§ REQUIRED TASK: Pick out every line in the entries below that contains the string "button", and copy each of those lines in full.

>> start

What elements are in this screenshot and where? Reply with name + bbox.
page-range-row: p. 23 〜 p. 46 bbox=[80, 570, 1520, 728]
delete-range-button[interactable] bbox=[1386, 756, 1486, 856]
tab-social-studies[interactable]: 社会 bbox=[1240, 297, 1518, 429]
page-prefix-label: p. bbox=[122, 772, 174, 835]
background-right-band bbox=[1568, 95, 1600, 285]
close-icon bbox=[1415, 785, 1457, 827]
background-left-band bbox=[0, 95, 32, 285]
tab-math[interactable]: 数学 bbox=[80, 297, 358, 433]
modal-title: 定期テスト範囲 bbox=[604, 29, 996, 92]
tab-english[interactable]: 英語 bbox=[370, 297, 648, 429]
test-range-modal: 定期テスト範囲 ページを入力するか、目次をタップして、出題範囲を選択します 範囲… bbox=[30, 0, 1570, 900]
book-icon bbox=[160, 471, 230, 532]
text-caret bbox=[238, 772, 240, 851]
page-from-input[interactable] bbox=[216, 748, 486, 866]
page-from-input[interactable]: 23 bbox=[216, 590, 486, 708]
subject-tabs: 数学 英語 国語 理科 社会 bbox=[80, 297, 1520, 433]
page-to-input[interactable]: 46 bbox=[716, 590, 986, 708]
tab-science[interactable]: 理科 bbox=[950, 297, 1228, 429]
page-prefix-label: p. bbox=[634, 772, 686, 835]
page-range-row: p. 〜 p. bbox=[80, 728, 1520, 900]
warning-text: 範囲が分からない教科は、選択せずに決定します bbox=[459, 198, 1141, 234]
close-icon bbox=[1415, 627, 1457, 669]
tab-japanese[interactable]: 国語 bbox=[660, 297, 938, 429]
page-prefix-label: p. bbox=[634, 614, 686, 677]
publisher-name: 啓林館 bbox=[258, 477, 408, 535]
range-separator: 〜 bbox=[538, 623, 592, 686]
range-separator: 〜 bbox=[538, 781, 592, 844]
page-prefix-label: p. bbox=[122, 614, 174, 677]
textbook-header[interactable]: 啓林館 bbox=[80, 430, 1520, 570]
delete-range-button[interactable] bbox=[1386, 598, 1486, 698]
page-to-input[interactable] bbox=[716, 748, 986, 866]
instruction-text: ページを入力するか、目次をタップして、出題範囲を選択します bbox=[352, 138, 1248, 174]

>> end

§ RESPONSE:
delete-range-button[interactable] bbox=[1386, 756, 1486, 856]
delete-range-button[interactable] bbox=[1386, 598, 1486, 698]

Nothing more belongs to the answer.